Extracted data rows
================

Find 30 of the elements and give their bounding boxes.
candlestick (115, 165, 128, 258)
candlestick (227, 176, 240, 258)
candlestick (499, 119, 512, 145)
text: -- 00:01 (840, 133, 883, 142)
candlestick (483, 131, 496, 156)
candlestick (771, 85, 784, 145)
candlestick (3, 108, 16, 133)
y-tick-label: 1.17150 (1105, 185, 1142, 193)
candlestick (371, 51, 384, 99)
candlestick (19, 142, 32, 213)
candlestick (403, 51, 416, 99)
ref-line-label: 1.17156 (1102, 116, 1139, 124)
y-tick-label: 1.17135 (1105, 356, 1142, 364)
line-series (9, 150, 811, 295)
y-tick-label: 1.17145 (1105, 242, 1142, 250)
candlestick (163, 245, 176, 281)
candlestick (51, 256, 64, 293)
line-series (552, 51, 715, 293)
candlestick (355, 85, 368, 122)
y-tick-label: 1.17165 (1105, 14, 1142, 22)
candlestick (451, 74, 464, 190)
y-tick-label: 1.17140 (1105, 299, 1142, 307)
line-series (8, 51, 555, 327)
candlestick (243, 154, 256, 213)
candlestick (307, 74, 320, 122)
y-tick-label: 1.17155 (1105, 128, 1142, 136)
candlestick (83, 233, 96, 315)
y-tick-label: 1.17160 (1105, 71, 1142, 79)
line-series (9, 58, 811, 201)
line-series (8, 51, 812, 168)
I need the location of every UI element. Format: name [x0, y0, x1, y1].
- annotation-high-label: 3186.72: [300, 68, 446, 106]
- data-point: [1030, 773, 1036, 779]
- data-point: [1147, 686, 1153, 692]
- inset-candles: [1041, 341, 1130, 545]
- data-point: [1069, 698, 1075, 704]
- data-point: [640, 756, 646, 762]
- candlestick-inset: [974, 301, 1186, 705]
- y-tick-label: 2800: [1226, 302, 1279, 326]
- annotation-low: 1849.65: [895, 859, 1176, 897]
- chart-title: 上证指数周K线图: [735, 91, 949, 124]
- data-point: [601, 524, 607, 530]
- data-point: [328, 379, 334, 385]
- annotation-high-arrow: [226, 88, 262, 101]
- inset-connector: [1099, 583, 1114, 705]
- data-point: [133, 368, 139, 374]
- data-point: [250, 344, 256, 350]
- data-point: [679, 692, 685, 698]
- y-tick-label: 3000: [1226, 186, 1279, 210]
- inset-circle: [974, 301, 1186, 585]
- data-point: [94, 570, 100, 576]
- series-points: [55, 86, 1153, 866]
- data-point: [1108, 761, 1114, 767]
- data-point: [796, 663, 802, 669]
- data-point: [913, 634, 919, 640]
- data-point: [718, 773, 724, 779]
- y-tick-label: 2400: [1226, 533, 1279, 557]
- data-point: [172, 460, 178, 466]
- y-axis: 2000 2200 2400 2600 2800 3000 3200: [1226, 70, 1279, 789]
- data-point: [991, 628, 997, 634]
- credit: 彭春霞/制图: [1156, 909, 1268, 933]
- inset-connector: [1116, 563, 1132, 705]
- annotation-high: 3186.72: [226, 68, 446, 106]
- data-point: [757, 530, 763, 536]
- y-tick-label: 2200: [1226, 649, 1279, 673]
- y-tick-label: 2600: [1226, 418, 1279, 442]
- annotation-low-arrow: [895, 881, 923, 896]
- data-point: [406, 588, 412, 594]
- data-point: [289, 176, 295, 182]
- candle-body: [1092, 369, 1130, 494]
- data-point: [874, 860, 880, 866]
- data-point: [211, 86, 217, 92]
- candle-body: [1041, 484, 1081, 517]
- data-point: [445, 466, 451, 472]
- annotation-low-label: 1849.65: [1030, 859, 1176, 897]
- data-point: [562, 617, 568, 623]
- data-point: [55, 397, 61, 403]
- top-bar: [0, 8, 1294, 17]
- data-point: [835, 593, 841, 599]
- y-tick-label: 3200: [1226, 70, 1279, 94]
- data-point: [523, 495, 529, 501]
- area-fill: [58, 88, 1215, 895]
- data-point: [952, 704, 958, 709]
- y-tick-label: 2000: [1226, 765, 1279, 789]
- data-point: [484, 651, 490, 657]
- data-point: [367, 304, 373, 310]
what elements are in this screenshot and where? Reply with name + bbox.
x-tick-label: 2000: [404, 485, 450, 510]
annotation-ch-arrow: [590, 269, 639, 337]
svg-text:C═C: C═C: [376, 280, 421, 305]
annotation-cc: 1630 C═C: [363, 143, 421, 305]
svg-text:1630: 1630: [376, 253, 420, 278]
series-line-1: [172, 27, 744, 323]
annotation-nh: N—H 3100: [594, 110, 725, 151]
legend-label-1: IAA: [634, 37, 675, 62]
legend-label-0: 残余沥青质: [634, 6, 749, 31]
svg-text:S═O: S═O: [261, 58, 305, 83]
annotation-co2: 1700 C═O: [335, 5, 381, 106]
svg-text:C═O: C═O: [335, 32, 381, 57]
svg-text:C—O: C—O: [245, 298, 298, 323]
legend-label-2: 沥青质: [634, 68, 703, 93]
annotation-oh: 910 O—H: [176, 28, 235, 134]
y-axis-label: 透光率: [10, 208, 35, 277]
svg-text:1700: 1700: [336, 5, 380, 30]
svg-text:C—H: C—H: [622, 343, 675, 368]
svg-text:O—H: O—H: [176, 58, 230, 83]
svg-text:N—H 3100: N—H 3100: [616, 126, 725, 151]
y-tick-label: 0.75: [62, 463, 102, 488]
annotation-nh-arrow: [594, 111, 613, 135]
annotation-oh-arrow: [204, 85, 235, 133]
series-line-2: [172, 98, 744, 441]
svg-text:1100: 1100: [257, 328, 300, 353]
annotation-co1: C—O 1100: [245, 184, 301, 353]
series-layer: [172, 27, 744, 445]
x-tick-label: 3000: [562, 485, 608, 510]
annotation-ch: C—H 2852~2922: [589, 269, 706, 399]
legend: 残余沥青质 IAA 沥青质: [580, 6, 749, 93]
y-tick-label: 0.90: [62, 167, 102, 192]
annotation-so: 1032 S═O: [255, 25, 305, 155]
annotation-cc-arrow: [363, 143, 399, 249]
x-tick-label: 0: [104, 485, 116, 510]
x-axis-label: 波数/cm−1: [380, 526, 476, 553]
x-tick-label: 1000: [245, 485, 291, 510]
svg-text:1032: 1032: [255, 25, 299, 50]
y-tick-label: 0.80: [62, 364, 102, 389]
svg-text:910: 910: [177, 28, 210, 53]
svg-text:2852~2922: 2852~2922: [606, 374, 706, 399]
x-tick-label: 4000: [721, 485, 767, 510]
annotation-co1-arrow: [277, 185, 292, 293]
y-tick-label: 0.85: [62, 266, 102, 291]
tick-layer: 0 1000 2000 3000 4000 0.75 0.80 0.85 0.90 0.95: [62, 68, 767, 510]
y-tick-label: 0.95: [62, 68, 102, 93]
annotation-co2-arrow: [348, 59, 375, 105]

================

** SET PROBLEM **
Please express every line of the rows above as a JSON list of strings, one string per line, leaving out blank lines.

** FULL RESPONSE **
[
  "Find 30 of the elements and give their bounding boxes.",
  "candlestick (115, 165, 128, 258)",
  "candlestick (227, 176, 240, 258)",
  "candlestick (499, 119, 512, 145)",
  "text: -- 00:01 (840, 133, 883, 142)",
  "candlestick (483, 131, 496, 156)",
  "candlestick (771, 85, 784, 145)",
  "candlestick (3, 108, 16, 133)",
  "y-tick-label: 1.17150 (1105, 185, 1142, 193)",
  "candlestick (371, 51, 384, 99)",
  "candlestick (19, 142, 32, 213)",
  "candlestick (403, 51, 416, 99)",
  "ref-line-label: 1.17156 (1102, 116, 1139, 124)",
  "y-tick-label: 1.17135 (1105, 356, 1142, 364)",
  "line-series (9, 150, 811, 295)",
  "y-tick-label: 1.17145 (1105, 242, 1142, 250)",
  "candlestick (163, 245, 176, 281)",
  "candlestick (51, 256, 64, 293)",
  "line-series (552, 51, 715, 293)",
  "candlestick (355, 85, 368, 122)",
  "y-tick-label: 1.17165 (1105, 14, 1142, 22)",
  "candlestick (451, 74, 464, 190)",
  "y-tick-label: 1.17140 (1105, 299, 1142, 307)",
  "line-series (8, 51, 555, 327)",
  "candlestick (243, 154, 256, 213)",
  "candlestick (307, 74, 320, 122)",
  "y-tick-label: 1.17155 (1105, 128, 1142, 136)",
  "candlestick (83, 233, 96, 315)",
  "y-tick-label: 1.17160 (1105, 71, 1142, 79)",
  "line-series (9, 58, 811, 201)",
  "line-series (8, 51, 812, 168)",
  "I need the location of every UI element. Format: name [x0, y0, x1, y1].",
  "- annotation-high-label: 3186.72: [300, 68, 446, 106]",
  "- data-point: [1030, 773, 1036, 779]",
  "- data-point: [1147, 686, 1153, 692]",
  "- inset-candles: [1041, 341, 1130, 545]",
  "- data-point: [1069, 698, 1075, 704]",
  "- data-point: [640, 756, 646, 762]",
  "- candlestick-inset: [974, 301, 1186, 705]",
  "- y-tick-label: 2800: [1226, 302, 1279, 326]",
  "- annotation-low: 1849.65: [895, 859, 1176, 897]",
  "- chart-title: 上证指数周K线图: [735, 91, 949, 124]",
  "- data-point: [601, 524, 607, 530]",
  "- data-point: [328, 379, 334, 385]",
  "- annotation-high-arrow: [226, 88, 262, 101]",
  "- inset-connector: [1099, 583, 1114, 705]",
  "- data-point: [133, 368, 139, 374]",
  "- data-point: [250, 344, 256, 350]",
  "- data-point: [679, 692, 685, 698]",
  "- y-tick-label: 3000: [1226, 186, 1279, 210]",
  "- inset-circle: [974, 301, 1186, 585]",
  "- data-point: [94, 570, 100, 576]",
  "- series-points: [55, 86, 1153, 866]",
  "- data-point: [1108, 761, 1114, 767]",
  "- data-point: [796, 663, 802, 669]",
  "- data-point: [913, 634, 919, 640]",
  "- data-point: [718, 773, 724, 779]",
  "- y-tick-label: 2400: [1226, 533, 1279, 557]",
  "- data-point: [172, 460, 178, 466]",
  "- y-axis: 2000 2200 2400 2600 2800 3000 3200: [1226, 70, 1279, 789]",
  "- data-point: [991, 628, 997, 634]",
  "- credit: 彭春霞/制图: [1156, 909, 1268, 933]",
  "- inset-connector: [1116, 563, 1132, 705]",
  "- annotation-high: 3186.72: [226, 68, 446, 106]",
  "- data-point: [757, 530, 763, 536]",
  "- y-tick-label: 2200: [1226, 649, 1279, 673]",
  "- y-tick-label: 2600: [1226, 418, 1279, 442]",
  "- annotation-low-arrow: [895, 881, 923, 896]",
  "- data-point: [406, 588, 412, 594]",
  "- data-point: [289, 176, 295, 182]",
  "- candle-body: [1092, 369, 1130, 494]",
  "- data-point: [874, 860, 880, 866]",
  "- data-point: [211, 86, 217, 92]",
  "- candle-body: [1041, 484, 1081, 517]",
  "- data-point: [445, 466, 451, 472]",
  "- annotation-low-label: 1849.65: [1030, 859, 1176, 897]",
  "- data-point: [562, 617, 568, 623]",
  "- data-point: [55, 397, 61, 403]",
  "- top-bar: [0, 8, 1294, 17]",
  "- data-point: [835, 593, 841, 599]",
  "- y-tick-label: 3200: [1226, 70, 1279, 94]",
  "- data-point: [523, 495, 529, 501]",
  "- area-fill: [58, 88, 1215, 895]",
  "- data-point: [952, 704, 958, 709]",
  "- y-tick-label: 2000: [1226, 765, 1279, 789]",
  "- data-point: [484, 651, 490, 657]",
  "- data-point: [367, 304, 373, 310]",
  "what elements are in this screenshot and where? Reply with name + bbox.",
  "x-tick-label: 2000: [404, 485, 450, 510]",
  "annotation-ch-arrow: [590, 269, 639, 337]",
  "svg-text:C═C: C═C: [376, 280, 421, 305]",
  "annotation-cc: 1630 C═C: [363, 143, 421, 305]",
  "svg-text:1630: 1630: [376, 253, 420, 278]",
  "series-line-1: [172, 27, 744, 323]",
  "annotation-nh: N—H 3100: [594, 110, 725, 151]",
  "legend-label-1: IAA: [634, 37, 675, 62]",
  "legend-label-0: 残余沥青质: [634, 6, 749, 31]",
  "svg-text:S═O: S═O: [261, 58, 305, 83]",
  "annotation-co2: 1700 C═O: [335, 5, 381, 106]",
  "svg-text:C═O: C═O: [335, 32, 381, 57]",
  "svg-text:C—O: C—O: [245, 298, 298, 323]",
  "legend-label-2: 沥青质: [634, 68, 703, 93]",
  "annotation-oh: 910 O—H: [176, 28, 235, 134]",
  "y-axis-label: 透光率: [10, 208, 35, 277]",
  "svg-text:1700: 1700: [336, 5, 380, 30]",
  "svg-text:C—H: C—H: [622, 343, 675, 368]",
  "svg-text:O—H: O—H: [176, 58, 230, 83]",
  "svg-text:N—H 3100: N—H 3100: [616, 126, 725, 151]",
  "y-tick-label: 0.75: [62, 463, 102, 488]",
  "annotation-nh-arrow: [594, 111, 613, 135]",
  "annotation-oh-arrow: [204, 85, 235, 133]",
  "series-line-2: [172, 98, 744, 441]",
  "svg-text:1100: 1100: [257, 328, 300, 353]",
  "annotation-co1: C—O 1100: [245, 184, 301, 353]",
  "series-layer: [172, 27, 744, 445]",
  "x-tick-label: 3000: [562, 485, 608, 510]",
  "annotation-ch: C—H 2852~2922: [589, 269, 706, 399]",
  "legend: 残余沥青质 IAA 沥青质: [580, 6, 749, 93]",
  "y-tick-label: 0.90: [62, 167, 102, 192]",
  "annotation-so: 1032 S═O: [255, 25, 305, 155]",
  "annotation-cc-arrow: [363, 143, 399, 249]",
  "x-tick-label: 0: [104, 485, 116, 510]",
  "x-axis-label: 波数/cm−1: [380, 526, 476, 553]",
  "x-tick-label: 1000: [245, 485, 291, 510]",
  "svg-text:1032: 1032: [255, 25, 299, 50]",
  "y-tick-label: 0.80: [62, 364, 102, 389]",
  "svg-text:910: 910: [177, 28, 210, 53]",
  "svg-text:2852~2922: 2852~2922: [606, 374, 706, 399]",
  "x-tick-label: 4000: [721, 485, 767, 510]",
  "annotation-co1-arrow: [277, 185, 292, 293]",
  "y-tick-label: 0.85: [62, 266, 102, 291]",
  "tick-layer: 0 1000 2000 3000 4000 0.75 0.80 0.85 0.90 0.95: [62, 68, 767, 510]",
  "y-tick-label: 0.95: [62, 68, 102, 93]",
  "annotation-co2-arrow: [348, 59, 375, 105]"
]